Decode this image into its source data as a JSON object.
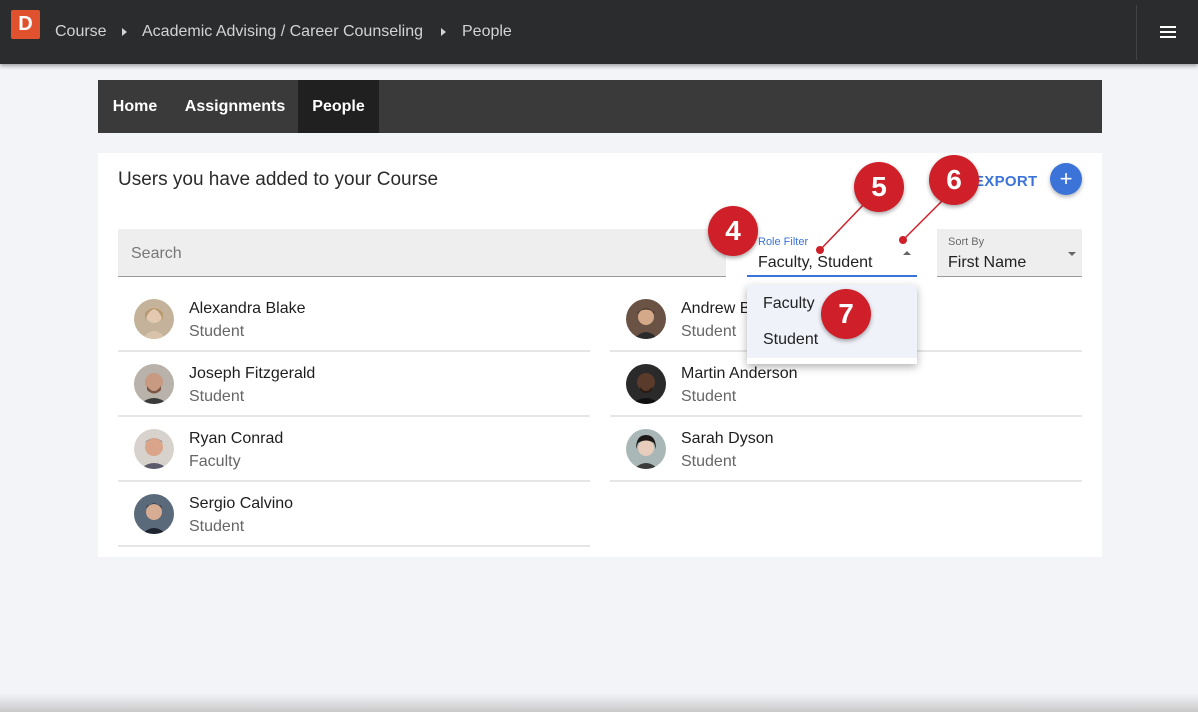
{
  "topbar": {
    "logo_text": "D",
    "breadcrumbs": [
      "Course",
      "Academic Advising / Career Counseling",
      "People"
    ],
    "menu_icon": "hamburger-icon"
  },
  "tabs": [
    {
      "label": "Home",
      "active": false
    },
    {
      "label": "Assignments",
      "active": false
    },
    {
      "label": "People",
      "active": true
    }
  ],
  "main": {
    "title": "Users you have added to your Course",
    "export_label": "EXPORT",
    "add_label": "+",
    "search_placeholder": "Search",
    "role_filter": {
      "label": "Role Filter",
      "value": "Faculty, Student",
      "options": [
        "Faculty",
        "Student"
      ]
    },
    "sort_by": {
      "label": "Sort By",
      "value": "First Name"
    }
  },
  "people": [
    {
      "name": "Alexandra Blake",
      "role": "Student"
    },
    {
      "name": "Andrew B",
      "role": "Student"
    },
    {
      "name": "Joseph Fitzgerald",
      "role": "Student"
    },
    {
      "name": "Martin Anderson",
      "role": "Student"
    },
    {
      "name": "Ryan Conrad",
      "role": "Faculty"
    },
    {
      "name": "Sarah Dyson",
      "role": "Student"
    },
    {
      "name": "Sergio Calvino",
      "role": "Student"
    }
  ],
  "callouts": [
    "4",
    "5",
    "6",
    "7"
  ],
  "colors": {
    "topbar": "#2b2c2e",
    "accent_blue": "#3b73d9",
    "logo_orange": "#e0522e",
    "callout_red": "#cf1f28"
  }
}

## Task statement
Filter the listing above for the string "value" and copy every matching line.

## Result
      "value": "Faculty, Student",
      "value": "First Name"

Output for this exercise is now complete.